Entries with figure data

- - - -

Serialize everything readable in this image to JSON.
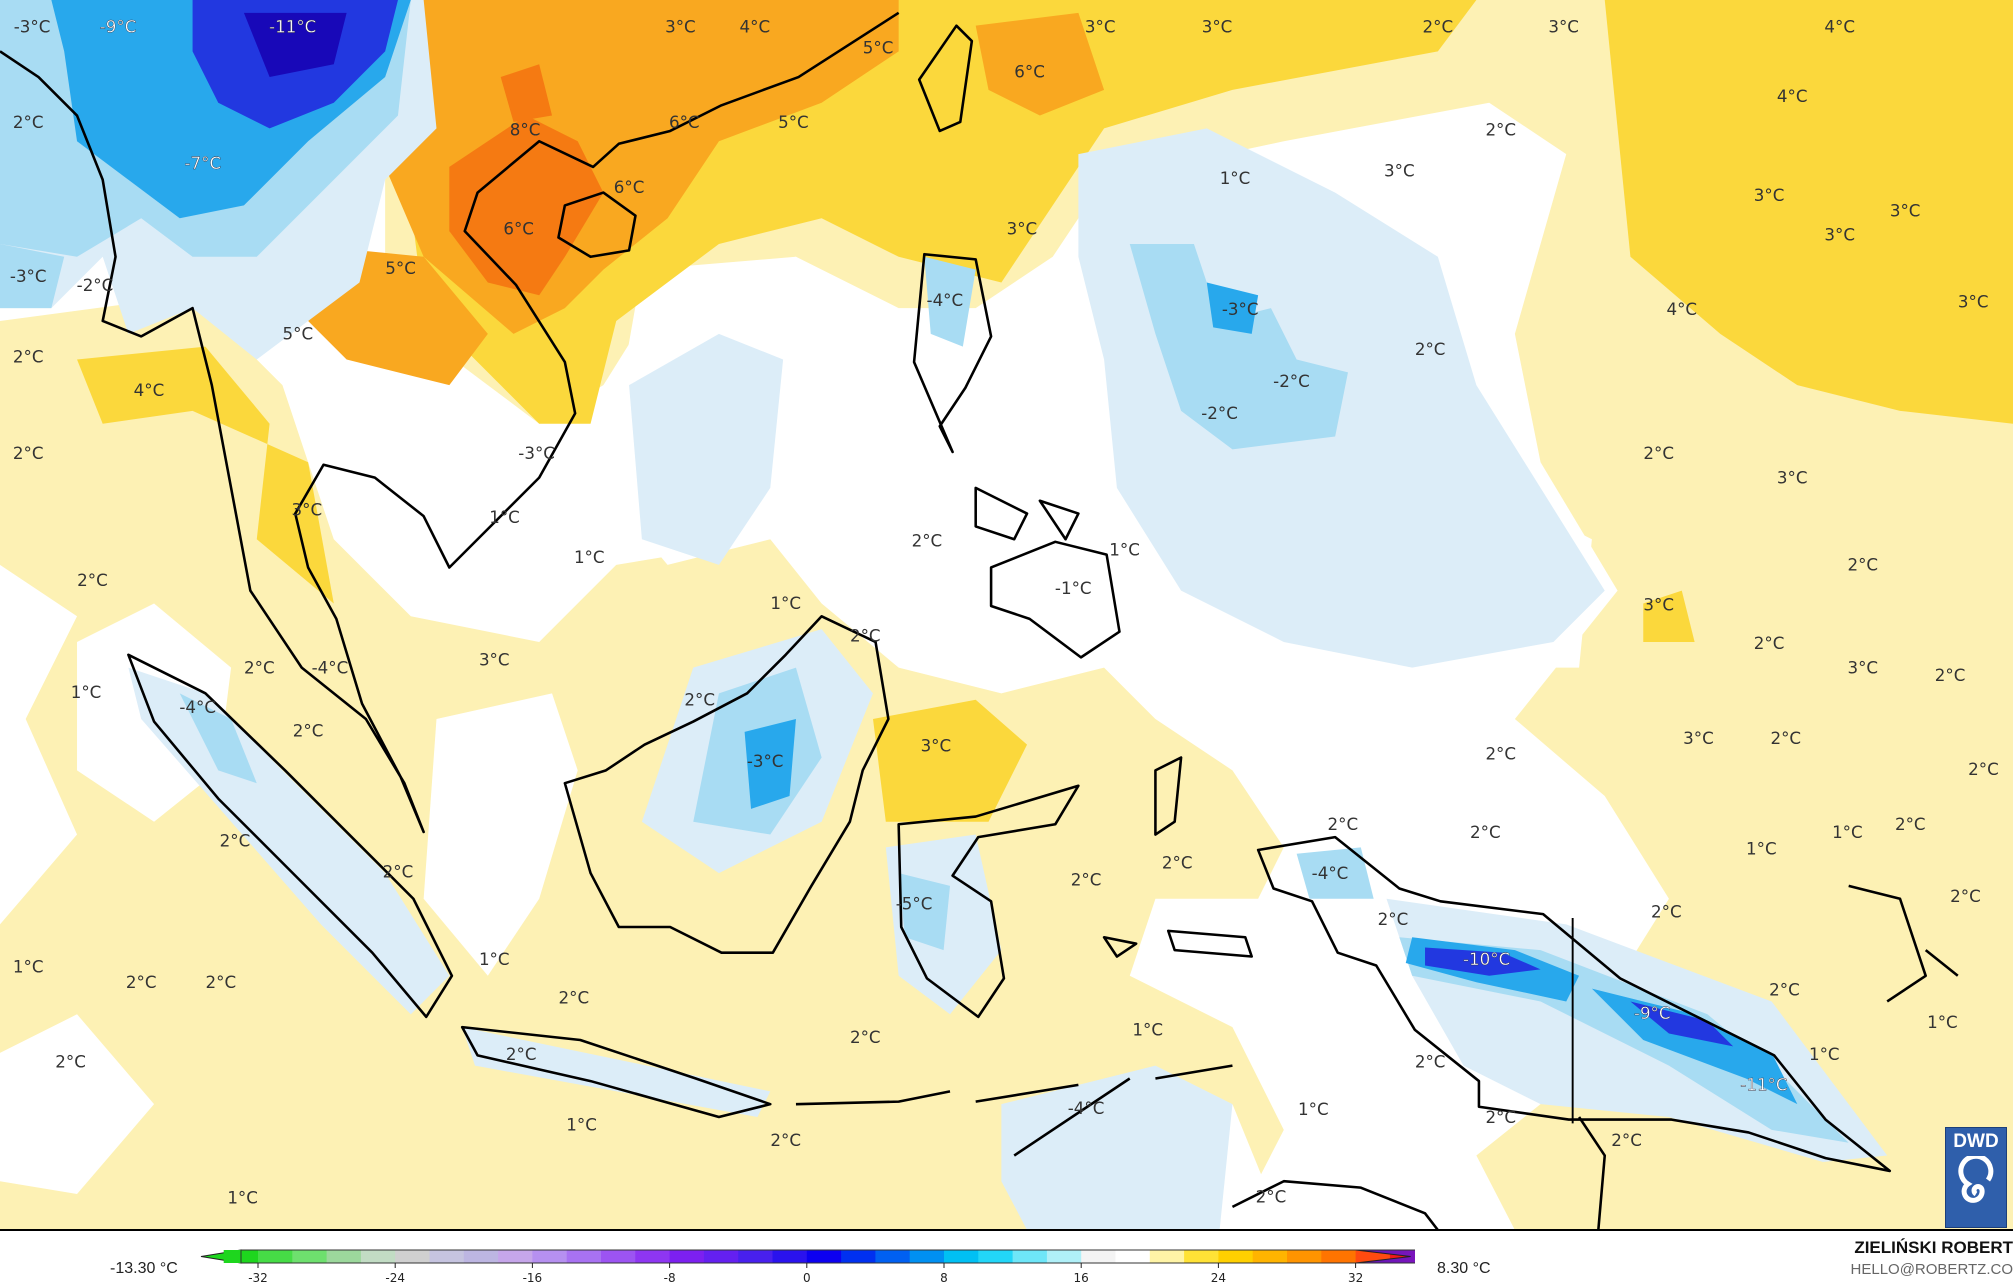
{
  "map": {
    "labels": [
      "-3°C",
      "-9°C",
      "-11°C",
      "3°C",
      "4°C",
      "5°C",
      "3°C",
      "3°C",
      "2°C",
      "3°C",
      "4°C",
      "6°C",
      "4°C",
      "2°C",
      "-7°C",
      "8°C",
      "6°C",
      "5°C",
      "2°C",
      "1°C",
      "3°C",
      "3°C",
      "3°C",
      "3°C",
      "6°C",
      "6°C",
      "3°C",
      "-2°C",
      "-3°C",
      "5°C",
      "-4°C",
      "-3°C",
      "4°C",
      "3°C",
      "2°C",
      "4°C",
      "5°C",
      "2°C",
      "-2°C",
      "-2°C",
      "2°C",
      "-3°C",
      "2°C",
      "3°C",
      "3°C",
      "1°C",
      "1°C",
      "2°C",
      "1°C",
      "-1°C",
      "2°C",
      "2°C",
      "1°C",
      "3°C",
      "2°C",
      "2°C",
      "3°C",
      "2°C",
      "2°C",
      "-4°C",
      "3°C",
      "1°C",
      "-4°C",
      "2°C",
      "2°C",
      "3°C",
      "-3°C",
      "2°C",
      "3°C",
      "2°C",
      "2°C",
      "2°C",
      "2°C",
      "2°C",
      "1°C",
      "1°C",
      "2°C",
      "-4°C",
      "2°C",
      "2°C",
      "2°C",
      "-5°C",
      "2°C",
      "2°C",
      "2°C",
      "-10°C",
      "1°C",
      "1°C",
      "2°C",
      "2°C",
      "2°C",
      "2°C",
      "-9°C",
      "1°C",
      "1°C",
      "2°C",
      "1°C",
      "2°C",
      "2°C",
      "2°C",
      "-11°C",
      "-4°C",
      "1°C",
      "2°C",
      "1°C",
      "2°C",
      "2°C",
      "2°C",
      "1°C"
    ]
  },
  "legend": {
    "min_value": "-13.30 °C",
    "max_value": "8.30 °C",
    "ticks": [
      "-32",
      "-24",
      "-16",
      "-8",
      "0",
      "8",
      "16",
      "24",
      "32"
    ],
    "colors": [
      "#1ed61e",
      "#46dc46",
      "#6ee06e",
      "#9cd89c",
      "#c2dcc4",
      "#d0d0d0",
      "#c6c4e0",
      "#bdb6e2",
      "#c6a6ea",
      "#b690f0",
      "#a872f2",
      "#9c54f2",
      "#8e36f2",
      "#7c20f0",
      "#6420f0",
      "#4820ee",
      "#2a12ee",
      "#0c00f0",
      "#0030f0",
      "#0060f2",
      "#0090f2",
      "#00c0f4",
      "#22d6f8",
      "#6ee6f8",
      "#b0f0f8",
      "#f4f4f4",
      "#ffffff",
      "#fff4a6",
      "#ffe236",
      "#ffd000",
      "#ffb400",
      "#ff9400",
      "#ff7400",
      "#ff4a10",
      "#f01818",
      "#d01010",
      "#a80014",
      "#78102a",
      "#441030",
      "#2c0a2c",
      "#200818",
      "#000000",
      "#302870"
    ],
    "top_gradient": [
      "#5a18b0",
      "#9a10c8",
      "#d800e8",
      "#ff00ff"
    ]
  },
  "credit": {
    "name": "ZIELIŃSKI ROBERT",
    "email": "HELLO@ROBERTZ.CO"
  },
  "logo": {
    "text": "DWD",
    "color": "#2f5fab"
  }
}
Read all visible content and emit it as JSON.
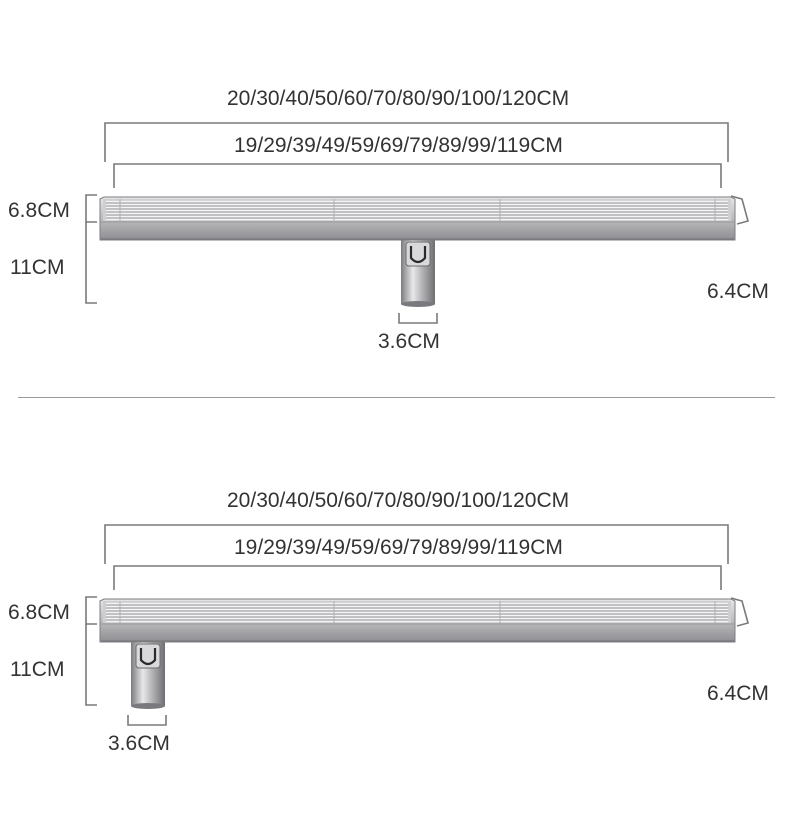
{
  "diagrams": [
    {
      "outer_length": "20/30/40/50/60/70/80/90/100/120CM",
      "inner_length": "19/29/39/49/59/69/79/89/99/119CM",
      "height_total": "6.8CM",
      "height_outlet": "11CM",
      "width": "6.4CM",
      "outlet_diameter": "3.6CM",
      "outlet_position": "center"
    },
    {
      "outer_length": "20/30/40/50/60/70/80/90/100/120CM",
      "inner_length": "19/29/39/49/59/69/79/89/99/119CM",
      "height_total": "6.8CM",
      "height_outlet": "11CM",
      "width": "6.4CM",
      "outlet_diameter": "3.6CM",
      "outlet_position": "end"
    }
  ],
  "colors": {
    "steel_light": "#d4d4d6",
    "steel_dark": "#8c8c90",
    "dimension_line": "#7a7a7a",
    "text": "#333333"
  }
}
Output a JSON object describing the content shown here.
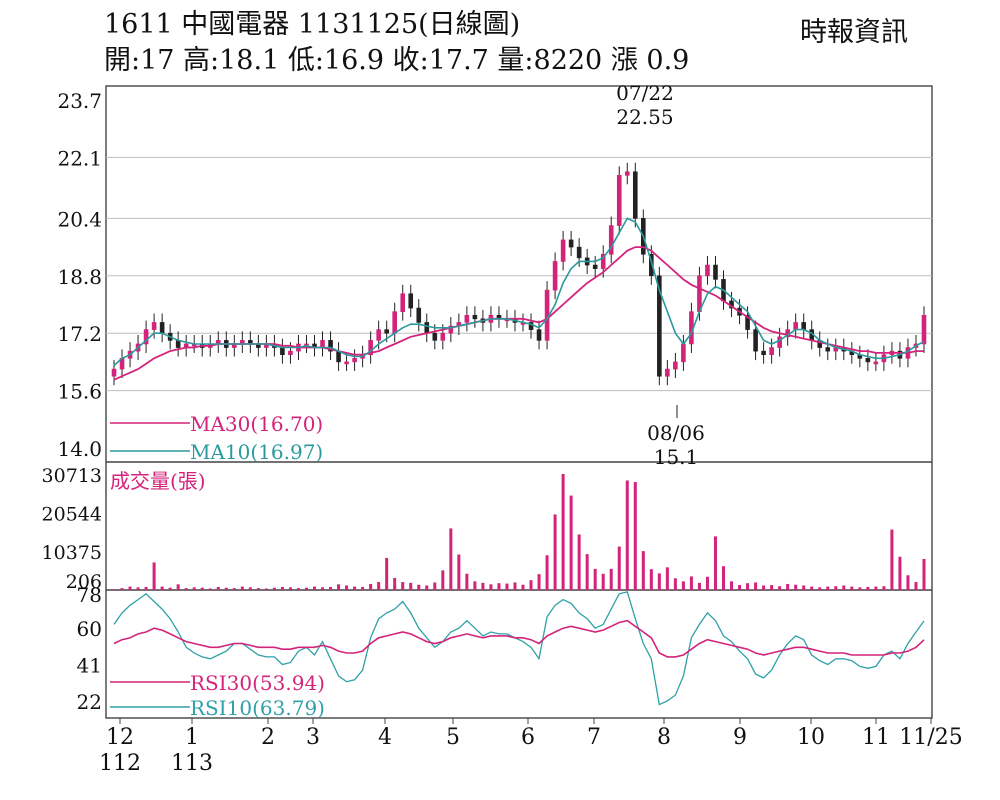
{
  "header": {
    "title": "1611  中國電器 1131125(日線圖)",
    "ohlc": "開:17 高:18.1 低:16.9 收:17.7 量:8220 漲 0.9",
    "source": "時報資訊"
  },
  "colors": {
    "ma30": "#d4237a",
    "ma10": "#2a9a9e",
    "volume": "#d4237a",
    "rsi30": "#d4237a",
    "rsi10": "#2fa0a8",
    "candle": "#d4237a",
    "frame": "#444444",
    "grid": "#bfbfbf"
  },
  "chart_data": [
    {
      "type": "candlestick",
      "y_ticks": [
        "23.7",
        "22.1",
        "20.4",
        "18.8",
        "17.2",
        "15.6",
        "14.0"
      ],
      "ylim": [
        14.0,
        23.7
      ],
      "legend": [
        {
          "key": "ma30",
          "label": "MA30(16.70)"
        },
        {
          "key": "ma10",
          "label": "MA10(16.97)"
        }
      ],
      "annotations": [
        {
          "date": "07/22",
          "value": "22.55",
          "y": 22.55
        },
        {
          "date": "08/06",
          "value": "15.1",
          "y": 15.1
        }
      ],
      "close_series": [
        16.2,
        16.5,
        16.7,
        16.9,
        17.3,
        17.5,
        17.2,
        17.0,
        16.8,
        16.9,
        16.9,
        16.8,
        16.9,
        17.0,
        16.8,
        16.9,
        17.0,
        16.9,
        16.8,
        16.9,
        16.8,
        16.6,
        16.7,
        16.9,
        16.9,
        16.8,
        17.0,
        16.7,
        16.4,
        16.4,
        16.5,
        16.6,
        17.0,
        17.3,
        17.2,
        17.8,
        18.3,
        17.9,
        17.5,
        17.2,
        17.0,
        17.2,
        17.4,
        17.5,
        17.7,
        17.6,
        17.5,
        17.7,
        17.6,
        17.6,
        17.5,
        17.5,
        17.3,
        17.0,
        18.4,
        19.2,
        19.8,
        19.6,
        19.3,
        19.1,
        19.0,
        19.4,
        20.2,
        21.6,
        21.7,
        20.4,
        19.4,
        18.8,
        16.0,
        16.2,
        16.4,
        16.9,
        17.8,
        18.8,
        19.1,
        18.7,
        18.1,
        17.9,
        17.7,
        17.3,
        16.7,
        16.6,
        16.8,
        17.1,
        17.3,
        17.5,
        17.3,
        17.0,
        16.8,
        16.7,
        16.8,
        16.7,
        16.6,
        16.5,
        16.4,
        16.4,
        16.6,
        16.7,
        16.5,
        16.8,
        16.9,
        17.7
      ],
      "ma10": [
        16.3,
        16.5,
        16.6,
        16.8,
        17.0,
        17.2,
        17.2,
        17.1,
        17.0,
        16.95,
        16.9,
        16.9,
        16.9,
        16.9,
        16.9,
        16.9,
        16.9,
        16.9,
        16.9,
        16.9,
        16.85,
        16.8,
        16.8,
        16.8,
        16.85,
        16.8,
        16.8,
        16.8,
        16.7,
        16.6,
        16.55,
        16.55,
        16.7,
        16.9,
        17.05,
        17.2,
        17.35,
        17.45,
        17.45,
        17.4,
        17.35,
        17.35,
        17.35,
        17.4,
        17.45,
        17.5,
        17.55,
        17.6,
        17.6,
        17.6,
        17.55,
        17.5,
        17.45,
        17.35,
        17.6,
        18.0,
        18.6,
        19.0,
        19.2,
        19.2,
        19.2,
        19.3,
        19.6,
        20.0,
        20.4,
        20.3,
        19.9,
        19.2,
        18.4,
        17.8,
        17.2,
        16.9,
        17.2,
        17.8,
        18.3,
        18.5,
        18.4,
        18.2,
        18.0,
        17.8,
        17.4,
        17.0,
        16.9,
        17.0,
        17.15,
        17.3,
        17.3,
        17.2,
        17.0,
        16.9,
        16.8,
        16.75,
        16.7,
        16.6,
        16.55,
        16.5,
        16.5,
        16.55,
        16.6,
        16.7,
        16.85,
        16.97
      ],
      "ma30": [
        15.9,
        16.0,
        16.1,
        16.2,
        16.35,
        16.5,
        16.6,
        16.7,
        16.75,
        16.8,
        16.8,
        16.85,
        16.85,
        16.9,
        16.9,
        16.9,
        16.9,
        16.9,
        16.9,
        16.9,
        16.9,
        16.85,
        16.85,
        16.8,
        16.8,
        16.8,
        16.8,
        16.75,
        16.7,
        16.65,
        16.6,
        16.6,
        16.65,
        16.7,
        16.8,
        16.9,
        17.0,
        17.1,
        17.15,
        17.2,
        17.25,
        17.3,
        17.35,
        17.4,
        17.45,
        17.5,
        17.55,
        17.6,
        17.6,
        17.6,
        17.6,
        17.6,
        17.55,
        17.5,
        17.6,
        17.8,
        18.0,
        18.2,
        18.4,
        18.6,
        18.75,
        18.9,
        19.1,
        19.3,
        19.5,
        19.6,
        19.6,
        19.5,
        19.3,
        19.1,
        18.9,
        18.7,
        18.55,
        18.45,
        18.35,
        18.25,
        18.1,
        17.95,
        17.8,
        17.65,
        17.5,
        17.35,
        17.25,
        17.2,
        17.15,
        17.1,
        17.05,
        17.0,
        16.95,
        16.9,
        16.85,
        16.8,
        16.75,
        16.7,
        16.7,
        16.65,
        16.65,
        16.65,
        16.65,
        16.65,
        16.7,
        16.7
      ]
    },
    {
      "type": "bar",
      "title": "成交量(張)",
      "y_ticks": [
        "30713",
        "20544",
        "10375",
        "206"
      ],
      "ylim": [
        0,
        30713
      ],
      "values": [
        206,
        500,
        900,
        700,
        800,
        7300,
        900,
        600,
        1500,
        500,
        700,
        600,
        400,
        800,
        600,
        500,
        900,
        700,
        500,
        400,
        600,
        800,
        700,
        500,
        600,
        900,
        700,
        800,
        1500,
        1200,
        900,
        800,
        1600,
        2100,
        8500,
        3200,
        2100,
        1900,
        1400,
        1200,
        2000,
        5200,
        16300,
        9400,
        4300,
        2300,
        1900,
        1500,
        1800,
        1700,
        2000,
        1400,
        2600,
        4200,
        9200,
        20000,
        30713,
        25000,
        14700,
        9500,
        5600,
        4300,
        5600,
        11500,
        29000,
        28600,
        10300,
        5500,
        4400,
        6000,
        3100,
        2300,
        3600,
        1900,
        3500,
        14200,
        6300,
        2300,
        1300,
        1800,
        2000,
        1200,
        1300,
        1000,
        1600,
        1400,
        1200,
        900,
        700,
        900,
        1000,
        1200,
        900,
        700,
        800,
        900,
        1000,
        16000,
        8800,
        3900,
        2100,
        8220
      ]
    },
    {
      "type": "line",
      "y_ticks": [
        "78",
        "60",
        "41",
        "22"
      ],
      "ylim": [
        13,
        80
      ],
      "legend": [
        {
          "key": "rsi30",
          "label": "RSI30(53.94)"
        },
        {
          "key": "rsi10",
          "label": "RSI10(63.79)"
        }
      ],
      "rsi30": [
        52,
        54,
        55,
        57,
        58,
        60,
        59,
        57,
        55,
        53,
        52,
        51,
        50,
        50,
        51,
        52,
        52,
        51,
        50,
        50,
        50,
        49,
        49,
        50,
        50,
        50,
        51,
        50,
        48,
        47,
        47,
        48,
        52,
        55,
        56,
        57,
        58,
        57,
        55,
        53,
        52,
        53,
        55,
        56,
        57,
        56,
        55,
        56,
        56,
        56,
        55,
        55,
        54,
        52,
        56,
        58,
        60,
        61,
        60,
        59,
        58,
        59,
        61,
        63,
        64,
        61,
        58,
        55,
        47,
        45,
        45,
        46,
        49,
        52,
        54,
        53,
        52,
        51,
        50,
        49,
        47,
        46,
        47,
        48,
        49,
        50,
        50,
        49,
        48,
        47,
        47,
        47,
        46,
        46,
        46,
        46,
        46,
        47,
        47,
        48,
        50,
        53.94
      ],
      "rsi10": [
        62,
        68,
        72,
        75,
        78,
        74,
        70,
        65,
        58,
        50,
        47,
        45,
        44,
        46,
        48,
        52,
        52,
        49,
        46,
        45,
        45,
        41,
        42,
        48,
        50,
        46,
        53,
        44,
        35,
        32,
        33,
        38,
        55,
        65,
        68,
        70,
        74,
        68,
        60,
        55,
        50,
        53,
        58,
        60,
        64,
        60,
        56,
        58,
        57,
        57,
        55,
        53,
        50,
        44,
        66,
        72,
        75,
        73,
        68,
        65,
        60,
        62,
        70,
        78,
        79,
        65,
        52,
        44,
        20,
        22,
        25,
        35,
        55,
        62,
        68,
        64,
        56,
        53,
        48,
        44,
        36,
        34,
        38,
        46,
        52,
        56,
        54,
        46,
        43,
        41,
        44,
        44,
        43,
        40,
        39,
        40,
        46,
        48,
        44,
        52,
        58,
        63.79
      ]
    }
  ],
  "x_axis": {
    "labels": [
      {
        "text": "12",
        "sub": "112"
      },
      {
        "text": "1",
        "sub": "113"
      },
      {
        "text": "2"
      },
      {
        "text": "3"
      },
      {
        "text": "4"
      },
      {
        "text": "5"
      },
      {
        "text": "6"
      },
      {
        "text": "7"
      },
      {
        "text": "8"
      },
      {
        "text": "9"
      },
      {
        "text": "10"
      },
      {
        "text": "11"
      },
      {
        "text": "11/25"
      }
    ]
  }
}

- - - -

* [What to produce]: Consider the entries above and return each line with the string "type".

* [Full solution]:
      "type": "candlestick",
      "type": "bar",
      "type": "line",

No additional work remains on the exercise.